Your goal: Below are some entries; can you quote all of them exactly?

Material to process:
+++++
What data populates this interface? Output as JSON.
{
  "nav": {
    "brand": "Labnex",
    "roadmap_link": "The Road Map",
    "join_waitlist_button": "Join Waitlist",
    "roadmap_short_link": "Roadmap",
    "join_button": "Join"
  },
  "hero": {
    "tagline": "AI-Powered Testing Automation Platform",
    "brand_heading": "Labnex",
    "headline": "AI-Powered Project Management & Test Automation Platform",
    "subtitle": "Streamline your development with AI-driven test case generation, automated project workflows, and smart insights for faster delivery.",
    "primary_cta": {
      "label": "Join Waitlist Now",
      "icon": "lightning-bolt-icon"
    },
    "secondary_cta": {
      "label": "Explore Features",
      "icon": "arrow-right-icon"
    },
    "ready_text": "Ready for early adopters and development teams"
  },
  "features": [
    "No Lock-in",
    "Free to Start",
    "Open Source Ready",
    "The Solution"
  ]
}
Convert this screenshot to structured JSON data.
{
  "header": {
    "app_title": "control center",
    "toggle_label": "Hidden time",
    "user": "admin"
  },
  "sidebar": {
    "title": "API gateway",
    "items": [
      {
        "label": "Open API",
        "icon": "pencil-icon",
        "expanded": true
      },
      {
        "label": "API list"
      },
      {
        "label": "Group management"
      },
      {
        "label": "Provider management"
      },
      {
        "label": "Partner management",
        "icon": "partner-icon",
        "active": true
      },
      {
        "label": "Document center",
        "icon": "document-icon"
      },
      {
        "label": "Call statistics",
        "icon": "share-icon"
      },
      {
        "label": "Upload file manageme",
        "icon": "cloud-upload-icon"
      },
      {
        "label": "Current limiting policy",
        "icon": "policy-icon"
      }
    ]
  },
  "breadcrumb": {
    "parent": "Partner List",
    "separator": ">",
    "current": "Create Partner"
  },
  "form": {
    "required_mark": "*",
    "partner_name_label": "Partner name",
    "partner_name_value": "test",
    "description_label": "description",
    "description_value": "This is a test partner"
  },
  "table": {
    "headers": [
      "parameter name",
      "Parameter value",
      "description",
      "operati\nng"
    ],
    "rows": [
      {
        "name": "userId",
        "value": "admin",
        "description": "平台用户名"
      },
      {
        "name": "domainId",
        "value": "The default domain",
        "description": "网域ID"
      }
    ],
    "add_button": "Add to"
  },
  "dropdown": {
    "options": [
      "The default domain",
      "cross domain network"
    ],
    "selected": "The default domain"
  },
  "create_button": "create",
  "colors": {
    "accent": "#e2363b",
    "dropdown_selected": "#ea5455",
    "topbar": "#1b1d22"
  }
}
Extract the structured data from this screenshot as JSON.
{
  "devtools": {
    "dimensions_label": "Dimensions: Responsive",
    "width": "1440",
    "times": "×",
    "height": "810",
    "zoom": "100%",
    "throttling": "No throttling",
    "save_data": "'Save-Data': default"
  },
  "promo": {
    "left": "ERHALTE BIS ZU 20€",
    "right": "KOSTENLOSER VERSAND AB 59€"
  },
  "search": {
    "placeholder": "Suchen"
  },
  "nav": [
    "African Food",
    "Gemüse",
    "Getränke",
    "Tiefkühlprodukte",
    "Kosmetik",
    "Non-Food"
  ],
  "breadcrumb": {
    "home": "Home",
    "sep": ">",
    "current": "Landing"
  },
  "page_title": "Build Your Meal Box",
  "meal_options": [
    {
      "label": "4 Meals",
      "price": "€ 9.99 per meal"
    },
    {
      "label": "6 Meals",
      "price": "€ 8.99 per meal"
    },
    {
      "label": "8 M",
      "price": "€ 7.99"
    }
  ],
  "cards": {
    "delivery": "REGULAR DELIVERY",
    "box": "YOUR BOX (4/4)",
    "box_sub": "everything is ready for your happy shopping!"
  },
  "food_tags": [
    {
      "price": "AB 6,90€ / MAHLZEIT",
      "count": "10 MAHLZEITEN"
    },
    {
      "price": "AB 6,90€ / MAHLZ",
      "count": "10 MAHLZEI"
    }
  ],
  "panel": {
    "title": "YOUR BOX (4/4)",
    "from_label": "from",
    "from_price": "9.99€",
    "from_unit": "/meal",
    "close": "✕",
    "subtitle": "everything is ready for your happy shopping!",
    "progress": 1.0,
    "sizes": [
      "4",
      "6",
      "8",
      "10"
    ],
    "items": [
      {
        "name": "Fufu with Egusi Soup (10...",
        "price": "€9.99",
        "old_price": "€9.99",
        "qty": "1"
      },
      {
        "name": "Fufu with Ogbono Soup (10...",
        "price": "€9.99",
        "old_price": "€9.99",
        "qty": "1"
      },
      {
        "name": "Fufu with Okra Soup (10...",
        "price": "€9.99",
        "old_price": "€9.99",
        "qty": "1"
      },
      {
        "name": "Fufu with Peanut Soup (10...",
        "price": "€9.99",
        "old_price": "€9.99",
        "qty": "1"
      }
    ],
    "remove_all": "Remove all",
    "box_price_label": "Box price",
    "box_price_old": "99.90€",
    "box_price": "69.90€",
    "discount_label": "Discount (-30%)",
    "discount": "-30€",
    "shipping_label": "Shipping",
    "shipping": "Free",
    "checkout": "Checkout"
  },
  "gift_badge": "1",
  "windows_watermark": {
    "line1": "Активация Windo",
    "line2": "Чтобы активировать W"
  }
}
+++++
Answer to this exercise:
What data populates this interface? Output as JSON.
{
  "nav": {
    "brand": "Labnex",
    "roadmap_link": "The Road Map",
    "join_waitlist_button": "Join Waitlist",
    "roadmap_short_link": "Roadmap",
    "join_button": "Join"
  },
  "hero": {
    "tagline": "AI-Powered Testing Automation Platform",
    "brand_heading": "Labnex",
    "headline": "AI-Powered Project Management & Test Automation Platform",
    "subtitle": "Streamline your development with AI-driven test case generation, automated project workflows, and smart insights for faster delivery.",
    "primary_cta": {
      "label": "Join Waitlist Now",
      "icon": "lightning-bolt-icon"
    },
    "secondary_cta": {
      "label": "Explore Features",
      "icon": "arrow-right-icon"
    },
    "ready_text": "Ready for early adopters and development teams"
  },
  "features": [
    "No Lock-in",
    "Free to Start",
    "Open Source Ready",
    "The Solution"
  ]
}
Convert this screenshot to structured JSON data.
{
  "header": {
    "app_title": "control center",
    "toggle_label": "Hidden time",
    "user": "admin"
  },
  "sidebar": {
    "title": "API gateway",
    "items": [
      {
        "label": "Open API",
        "icon": "pencil-icon",
        "expanded": true
      },
      {
        "label": "API list"
      },
      {
        "label": "Group management"
      },
      {
        "label": "Provider management"
      },
      {
        "label": "Partner management",
        "icon": "partner-icon",
        "active": true
      },
      {
        "label": "Document center",
        "icon": "document-icon"
      },
      {
        "label": "Call statistics",
        "icon": "share-icon"
      },
      {
        "label": "Upload file manageme",
        "icon": "cloud-upload-icon"
      },
      {
        "label": "Current limiting policy",
        "icon": "policy-icon"
      }
    ]
  },
  "breadcrumb": {
    "parent": "Partner List",
    "separator": ">",
    "current": "Create Partner"
  },
  "form": {
    "required_mark": "*",
    "partner_name_label": "Partner name",
    "partner_name_value": "test",
    "description_label": "description",
    "description_value": "This is a test partner"
  },
  "table": {
    "headers": [
      "parameter name",
      "Parameter value",
      "description",
      "operati\nng"
    ],
    "rows": [
      {
        "name": "userId",
        "value": "admin",
        "description": "平台用户名"
      },
      {
        "name": "domainId",
        "value": "The default domain",
        "description": "网域ID"
      }
    ],
    "add_button": "Add to"
  },
  "dropdown": {
    "options": [
      "The default domain",
      "cross domain network"
    ],
    "selected": "The default domain"
  },
  "create_button": "create",
  "colors": {
    "accent": "#e2363b",
    "dropdown_selected": "#ea5455",
    "topbar": "#1b1d22"
  }
}
Extract the structured data from this screenshot as JSON.
{
  "devtools": {
    "dimensions_label": "Dimensions: Responsive",
    "width": "1440",
    "times": "×",
    "height": "810",
    "zoom": "100%",
    "throttling": "No throttling",
    "save_data": "'Save-Data': default"
  },
  "promo": {
    "left": "ERHALTE BIS ZU 20€",
    "right": "KOSTENLOSER VERSAND AB 59€"
  },
  "search": {
    "placeholder": "Suchen"
  },
  "nav": [
    "African Food",
    "Gemüse",
    "Getränke",
    "Tiefkühlprodukte",
    "Kosmetik",
    "Non-Food"
  ],
  "breadcrumb": {
    "home": "Home",
    "sep": ">",
    "current": "Landing"
  },
  "page_title": "Build Your Meal Box",
  "meal_options": [
    {
      "label": "4 Meals",
      "price": "€ 9.99 per meal"
    },
    {
      "label": "6 Meals",
      "price": "€ 8.99 per meal"
    },
    {
      "label": "8 M",
      "price": "€ 7.99"
    }
  ],
  "cards": {
    "delivery": "REGULAR DELIVERY",
    "box": "YOUR BOX (4/4)",
    "box_sub": "everything is ready for your happy shopping!"
  },
  "food_tags": [
    {
      "price": "AB 6,90€ / MAHLZEIT",
      "count": "10 MAHLZEITEN"
    },
    {
      "price": "AB 6,90€ / MAHLZ",
      "count": "10 MAHLZEI"
    }
  ],
  "panel": {
    "title": "YOUR BOX (4/4)",
    "from_label": "from",
    "from_price": "9.99€",
    "from_unit": "/meal",
    "close": "✕",
    "subtitle": "everything is ready for your happy shopping!",
    "progress": 1.0,
    "sizes": [
      "4",
      "6",
      "8",
      "10"
    ],
    "items": [
      {
        "name": "Fufu with Egusi Soup (10...",
        "price": "€9.99",
        "old_price": "€9.99",
        "qty": "1"
      },
      {
        "name": "Fufu with Ogbono Soup (10...",
        "price": "€9.99",
        "old_price": "€9.99",
        "qty": "1"
      },
      {
        "name": "Fufu with Okra Soup (10...",
        "price": "€9.99",
        "old_price": "€9.99",
        "qty": "1"
      },
      {
        "name": "Fufu with Peanut Soup (10...",
        "price": "€9.99",
        "old_price": "€9.99",
        "qty": "1"
      }
    ],
    "remove_all": "Remove all",
    "box_price_label": "Box price",
    "box_price_old": "99.90€",
    "box_price": "69.90€",
    "discount_label": "Discount (-30%)",
    "discount": "-30€",
    "shipping_label": "Shipping",
    "shipping": "Free",
    "checkout": "Checkout"
  },
  "gift_badge": "1",
  "windows_watermark": {
    "line1": "Активация Windo",
    "line2": "Чтобы активировать W"
  }
}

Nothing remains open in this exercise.